### TASK OBJECTIVE:
Your task is to tally the lines of the listing containing the word "type" and report the figure alone.

— begin —

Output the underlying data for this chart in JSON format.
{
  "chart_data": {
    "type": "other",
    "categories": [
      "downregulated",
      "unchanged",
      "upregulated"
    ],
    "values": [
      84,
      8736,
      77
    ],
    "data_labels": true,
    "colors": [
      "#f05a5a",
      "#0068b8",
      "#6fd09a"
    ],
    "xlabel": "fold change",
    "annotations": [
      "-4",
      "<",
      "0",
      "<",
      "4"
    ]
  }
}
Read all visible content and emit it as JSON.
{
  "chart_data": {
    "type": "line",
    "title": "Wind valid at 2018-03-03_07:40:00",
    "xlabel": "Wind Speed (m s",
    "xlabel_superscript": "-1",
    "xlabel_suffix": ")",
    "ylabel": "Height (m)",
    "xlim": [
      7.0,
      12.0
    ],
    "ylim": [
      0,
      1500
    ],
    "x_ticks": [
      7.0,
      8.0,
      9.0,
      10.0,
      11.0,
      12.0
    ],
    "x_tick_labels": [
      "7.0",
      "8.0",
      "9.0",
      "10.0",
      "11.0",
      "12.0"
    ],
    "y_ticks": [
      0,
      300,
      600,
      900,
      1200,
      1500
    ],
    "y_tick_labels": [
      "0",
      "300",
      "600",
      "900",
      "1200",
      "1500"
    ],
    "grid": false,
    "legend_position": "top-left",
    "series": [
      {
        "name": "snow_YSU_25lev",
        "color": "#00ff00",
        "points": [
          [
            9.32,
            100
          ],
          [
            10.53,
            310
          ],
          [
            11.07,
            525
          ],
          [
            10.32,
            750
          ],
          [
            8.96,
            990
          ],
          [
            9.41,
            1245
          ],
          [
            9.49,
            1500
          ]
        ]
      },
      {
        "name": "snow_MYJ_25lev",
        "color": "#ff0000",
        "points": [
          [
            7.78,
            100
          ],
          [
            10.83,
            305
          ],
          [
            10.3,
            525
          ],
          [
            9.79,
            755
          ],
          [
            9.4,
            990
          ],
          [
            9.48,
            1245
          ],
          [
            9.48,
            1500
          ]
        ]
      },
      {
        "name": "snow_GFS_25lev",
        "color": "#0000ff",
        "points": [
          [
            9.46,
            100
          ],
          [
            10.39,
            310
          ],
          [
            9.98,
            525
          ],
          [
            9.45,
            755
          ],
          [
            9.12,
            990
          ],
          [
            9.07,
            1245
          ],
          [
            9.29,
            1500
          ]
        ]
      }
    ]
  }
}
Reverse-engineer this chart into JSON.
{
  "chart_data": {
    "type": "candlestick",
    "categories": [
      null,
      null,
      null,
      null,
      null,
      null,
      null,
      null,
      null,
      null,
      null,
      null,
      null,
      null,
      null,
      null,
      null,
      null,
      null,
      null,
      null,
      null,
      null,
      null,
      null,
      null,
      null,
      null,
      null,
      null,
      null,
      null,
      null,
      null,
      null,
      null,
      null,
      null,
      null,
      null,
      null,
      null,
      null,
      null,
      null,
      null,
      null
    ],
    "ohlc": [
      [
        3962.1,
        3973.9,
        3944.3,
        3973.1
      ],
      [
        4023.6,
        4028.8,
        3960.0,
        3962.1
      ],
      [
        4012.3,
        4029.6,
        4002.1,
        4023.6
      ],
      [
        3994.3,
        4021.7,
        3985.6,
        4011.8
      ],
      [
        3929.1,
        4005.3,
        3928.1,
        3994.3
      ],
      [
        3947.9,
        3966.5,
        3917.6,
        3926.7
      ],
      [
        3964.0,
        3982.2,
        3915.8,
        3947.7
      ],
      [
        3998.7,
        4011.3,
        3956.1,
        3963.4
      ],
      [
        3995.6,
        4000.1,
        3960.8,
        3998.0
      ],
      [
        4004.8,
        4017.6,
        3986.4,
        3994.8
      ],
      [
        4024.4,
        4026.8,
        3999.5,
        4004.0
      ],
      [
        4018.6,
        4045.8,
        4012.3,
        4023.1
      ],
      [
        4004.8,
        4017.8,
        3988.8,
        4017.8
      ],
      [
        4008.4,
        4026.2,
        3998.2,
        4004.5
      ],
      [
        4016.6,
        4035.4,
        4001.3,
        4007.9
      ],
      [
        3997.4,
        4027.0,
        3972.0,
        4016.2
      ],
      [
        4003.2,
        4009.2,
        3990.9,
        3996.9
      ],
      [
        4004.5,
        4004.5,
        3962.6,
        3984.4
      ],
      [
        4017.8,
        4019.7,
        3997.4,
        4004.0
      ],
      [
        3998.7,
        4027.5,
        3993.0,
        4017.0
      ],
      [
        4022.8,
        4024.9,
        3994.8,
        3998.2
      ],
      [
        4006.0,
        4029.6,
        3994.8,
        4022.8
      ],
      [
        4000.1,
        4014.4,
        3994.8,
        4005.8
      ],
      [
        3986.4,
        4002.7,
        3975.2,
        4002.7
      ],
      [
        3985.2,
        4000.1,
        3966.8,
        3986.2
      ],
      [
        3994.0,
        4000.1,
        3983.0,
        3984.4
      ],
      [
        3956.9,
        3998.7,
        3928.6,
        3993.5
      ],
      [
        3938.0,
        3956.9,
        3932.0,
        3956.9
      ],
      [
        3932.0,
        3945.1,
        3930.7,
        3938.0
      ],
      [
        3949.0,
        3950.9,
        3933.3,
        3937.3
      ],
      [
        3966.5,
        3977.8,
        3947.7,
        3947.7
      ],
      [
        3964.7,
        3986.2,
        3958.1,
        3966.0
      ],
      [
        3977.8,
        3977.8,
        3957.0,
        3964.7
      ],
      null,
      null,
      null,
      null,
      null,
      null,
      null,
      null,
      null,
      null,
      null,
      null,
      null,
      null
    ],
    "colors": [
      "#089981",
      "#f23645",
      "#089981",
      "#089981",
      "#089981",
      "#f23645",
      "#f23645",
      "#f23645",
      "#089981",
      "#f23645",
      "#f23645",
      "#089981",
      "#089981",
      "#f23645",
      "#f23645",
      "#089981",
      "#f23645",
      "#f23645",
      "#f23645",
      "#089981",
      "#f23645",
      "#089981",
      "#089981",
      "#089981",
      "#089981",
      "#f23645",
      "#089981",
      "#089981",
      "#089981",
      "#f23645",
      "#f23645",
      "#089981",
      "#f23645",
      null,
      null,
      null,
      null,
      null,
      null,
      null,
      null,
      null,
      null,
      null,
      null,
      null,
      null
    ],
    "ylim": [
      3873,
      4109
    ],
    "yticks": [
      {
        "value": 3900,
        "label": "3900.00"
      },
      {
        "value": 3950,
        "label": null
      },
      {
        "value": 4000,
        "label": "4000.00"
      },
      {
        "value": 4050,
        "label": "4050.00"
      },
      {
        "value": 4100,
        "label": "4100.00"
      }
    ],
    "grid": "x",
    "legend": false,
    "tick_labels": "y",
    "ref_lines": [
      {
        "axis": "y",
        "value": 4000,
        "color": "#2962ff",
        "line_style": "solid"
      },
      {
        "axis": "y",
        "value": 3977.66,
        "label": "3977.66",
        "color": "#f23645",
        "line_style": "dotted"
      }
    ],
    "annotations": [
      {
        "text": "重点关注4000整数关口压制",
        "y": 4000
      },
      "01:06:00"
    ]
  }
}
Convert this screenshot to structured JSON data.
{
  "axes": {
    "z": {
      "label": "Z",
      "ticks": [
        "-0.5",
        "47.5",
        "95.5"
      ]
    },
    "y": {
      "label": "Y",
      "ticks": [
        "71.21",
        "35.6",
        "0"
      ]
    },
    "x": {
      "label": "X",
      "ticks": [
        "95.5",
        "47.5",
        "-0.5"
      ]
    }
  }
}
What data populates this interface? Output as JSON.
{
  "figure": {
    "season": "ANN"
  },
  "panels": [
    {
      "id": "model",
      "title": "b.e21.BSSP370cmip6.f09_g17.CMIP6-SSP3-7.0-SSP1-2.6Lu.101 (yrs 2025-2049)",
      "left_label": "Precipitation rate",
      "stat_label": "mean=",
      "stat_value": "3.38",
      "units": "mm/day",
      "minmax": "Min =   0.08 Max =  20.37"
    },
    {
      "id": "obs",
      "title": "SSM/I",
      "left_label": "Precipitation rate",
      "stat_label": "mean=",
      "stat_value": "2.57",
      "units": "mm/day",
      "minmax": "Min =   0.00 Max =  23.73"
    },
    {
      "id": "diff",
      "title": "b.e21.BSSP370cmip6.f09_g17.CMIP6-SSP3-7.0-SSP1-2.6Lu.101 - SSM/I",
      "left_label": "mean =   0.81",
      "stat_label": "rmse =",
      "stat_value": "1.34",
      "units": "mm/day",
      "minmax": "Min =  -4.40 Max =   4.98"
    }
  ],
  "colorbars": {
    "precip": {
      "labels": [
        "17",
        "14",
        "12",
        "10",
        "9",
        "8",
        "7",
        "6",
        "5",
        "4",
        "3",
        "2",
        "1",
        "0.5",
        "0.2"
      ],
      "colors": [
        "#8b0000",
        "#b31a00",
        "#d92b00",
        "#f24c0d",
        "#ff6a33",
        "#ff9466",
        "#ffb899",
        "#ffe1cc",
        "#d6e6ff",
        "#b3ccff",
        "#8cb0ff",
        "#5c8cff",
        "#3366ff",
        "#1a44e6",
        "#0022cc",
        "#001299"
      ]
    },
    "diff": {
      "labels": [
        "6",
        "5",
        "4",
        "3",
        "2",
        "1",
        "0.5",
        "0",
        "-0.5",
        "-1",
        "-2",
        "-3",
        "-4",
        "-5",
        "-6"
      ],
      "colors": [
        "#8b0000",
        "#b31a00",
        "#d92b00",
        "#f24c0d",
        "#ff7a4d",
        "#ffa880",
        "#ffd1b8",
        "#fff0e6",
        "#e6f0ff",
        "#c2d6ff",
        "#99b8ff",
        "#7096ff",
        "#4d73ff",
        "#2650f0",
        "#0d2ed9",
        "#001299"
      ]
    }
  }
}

— end —

### TASK RESULT:
3